**Task prompt**
Identify each line containing the word "PLOS" and copy it.

**Records for processing**
= = = = = = =

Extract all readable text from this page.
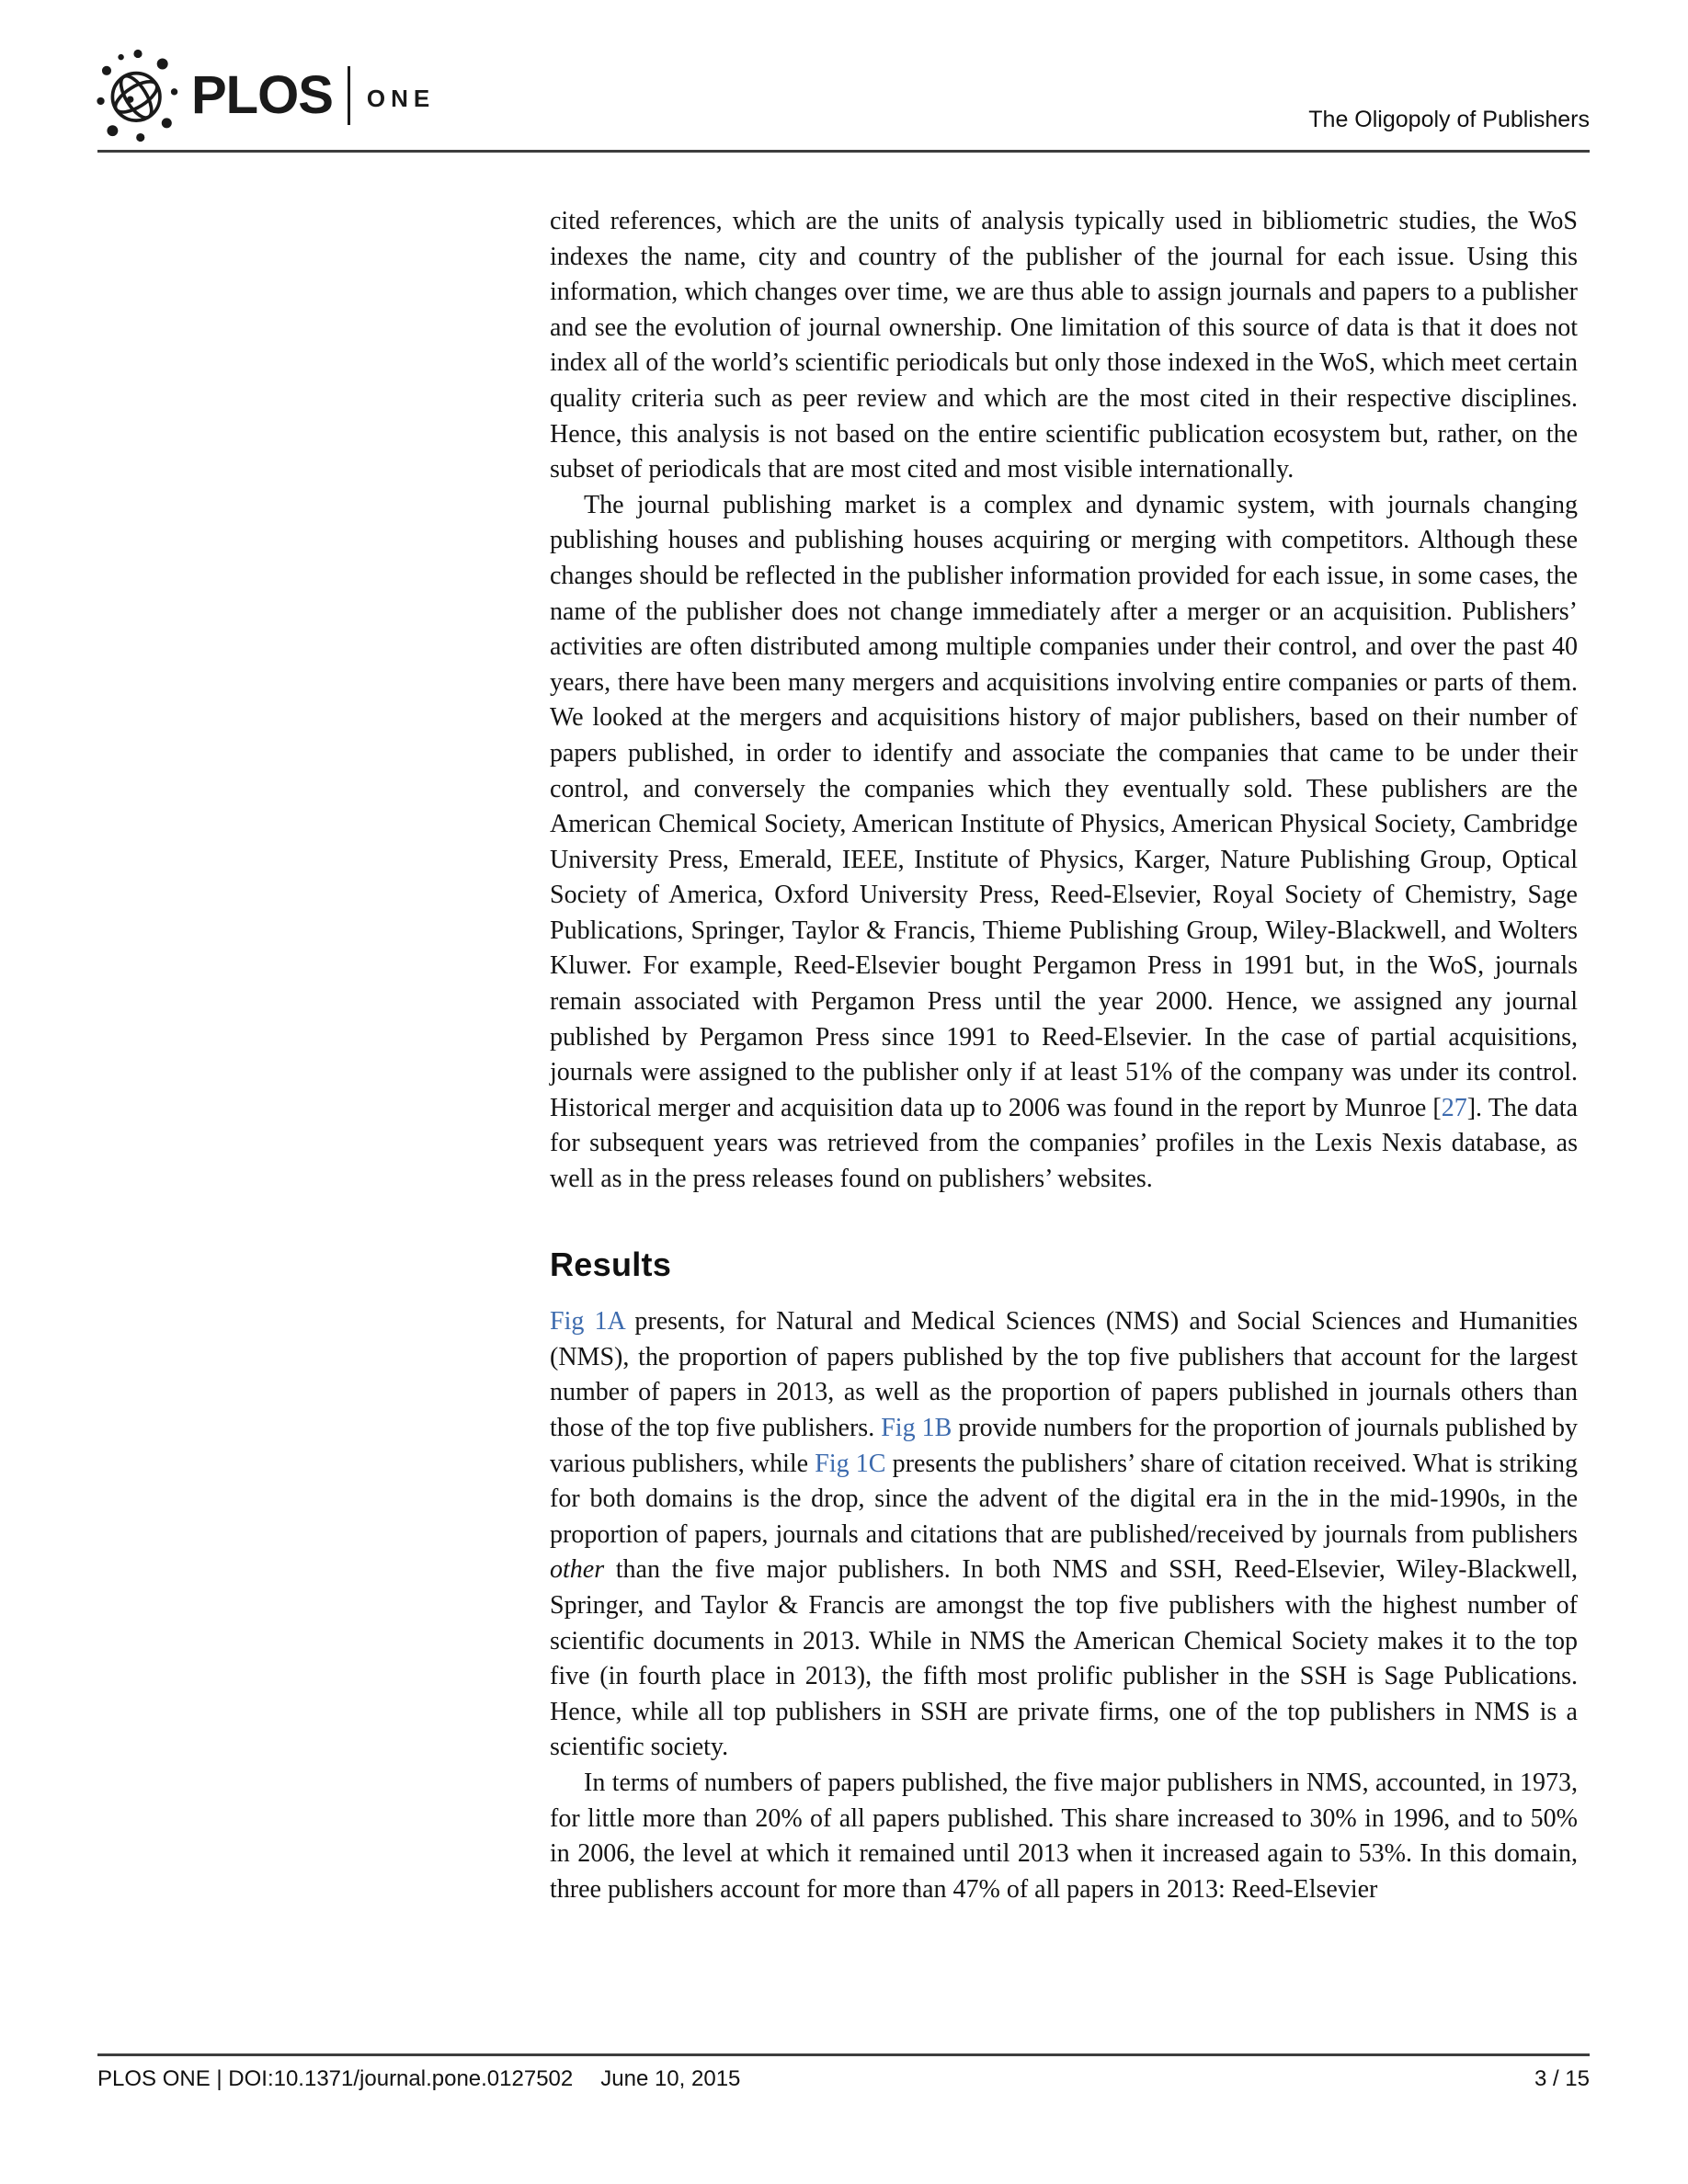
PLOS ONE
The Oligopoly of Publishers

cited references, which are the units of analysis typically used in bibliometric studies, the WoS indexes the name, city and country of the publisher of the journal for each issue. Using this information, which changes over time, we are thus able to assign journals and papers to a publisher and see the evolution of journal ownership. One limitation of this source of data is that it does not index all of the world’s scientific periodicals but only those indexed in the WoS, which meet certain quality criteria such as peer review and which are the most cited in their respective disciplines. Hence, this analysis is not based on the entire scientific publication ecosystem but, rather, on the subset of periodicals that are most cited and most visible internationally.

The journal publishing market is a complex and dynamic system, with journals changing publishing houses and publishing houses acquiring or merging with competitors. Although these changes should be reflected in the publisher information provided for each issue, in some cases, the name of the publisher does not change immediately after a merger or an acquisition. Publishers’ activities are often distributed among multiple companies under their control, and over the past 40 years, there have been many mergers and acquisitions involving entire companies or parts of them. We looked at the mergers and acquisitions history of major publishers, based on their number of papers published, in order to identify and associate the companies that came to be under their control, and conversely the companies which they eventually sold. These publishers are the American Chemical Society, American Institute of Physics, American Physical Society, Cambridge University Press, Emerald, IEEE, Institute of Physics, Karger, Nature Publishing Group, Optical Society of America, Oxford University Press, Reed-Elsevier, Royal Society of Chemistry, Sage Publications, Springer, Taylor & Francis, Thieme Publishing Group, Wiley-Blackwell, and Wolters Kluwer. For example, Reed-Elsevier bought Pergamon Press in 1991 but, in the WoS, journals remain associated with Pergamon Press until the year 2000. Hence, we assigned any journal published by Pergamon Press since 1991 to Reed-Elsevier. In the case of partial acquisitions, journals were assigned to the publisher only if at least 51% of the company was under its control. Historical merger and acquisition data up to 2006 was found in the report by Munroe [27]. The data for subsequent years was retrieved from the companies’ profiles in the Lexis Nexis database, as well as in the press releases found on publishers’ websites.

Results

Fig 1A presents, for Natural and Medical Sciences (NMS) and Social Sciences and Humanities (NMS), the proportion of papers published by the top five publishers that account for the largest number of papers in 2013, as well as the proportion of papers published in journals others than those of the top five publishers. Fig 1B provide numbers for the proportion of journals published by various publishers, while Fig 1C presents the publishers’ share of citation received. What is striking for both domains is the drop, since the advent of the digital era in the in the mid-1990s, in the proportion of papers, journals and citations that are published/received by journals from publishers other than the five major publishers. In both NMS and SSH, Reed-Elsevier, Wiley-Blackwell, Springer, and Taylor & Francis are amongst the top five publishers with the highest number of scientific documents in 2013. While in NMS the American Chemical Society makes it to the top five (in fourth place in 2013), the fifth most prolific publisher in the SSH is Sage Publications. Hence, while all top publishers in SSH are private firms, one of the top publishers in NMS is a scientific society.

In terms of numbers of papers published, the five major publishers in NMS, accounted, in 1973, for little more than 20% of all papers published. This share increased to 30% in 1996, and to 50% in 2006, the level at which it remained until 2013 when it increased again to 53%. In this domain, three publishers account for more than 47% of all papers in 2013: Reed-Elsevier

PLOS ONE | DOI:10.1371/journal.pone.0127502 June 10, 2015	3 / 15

= = = = = = =

**Response to this task**
PLOS ONE
PLOS ONE | DOI:10.1371/journal.pone.0127502 June 10, 2015	3 / 15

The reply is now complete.